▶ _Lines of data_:

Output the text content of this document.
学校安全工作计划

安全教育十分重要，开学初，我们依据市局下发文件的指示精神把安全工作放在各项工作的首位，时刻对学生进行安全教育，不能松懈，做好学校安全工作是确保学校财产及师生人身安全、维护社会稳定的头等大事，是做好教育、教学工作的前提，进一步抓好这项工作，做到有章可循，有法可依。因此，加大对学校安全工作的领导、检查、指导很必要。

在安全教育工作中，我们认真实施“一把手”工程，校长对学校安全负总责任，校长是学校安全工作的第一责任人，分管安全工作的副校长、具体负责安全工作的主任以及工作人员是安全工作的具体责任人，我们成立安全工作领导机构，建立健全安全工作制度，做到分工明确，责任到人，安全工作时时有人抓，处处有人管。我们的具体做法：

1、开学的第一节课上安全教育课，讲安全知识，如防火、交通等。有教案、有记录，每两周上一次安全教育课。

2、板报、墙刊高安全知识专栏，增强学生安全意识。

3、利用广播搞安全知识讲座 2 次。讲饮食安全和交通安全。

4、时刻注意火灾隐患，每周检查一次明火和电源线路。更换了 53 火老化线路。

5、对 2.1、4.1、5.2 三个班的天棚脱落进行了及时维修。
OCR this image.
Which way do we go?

▶ _Goal_:
Go through the data and return every record exactly.

▶ _Answer_:
Output the text content of this document.
学校安全工作计划

安全教育十分重要，开学初，我们依据市局下发文件的指示精神把安全工作放在各项工作的首位，时刻对学生进行安全教育，不能松懈，做好学校安全工作是确保学校财产及师生人身安全、维护社会稳定的头等大事，是做好教育、教学工作的前提，进一步抓好这项工作，做到有章可循，有法可依。因此，加大对学校安全工作的领导、检查、指导很必要。

在安全教育工作中，我们认真实施“一把手”工程，校长对学校安全负总责任，校长是学校安全工作的第一责任人，分管安全工作的副校长、具体负责安全工作的主任以及工作人员是安全工作的具体责任人，我们成立安全工作领导机构，建立健全安全工作制度，做到分工明确，责任到人，安全工作时时有人抓，处处有人管。我们的具体做法：

1、开学的第一节课上安全教育课，讲安全知识，如防火、交通等。有教案、有记录，每两周上一次安全教育课。

2、板报、墙刊高安全知识专栏，增强学生安全意识。

3、利用广播搞安全知识讲座 2 次。讲饮食安全和交通安全。

4、时刻注意火灾隐患，每周检查一次明火和电源线路。更换了 53 火老化线路。

5、对 2.1、4.1、5.2 三个班的天棚脱落进行了及时维修。
OCR this image.
Which way do we go?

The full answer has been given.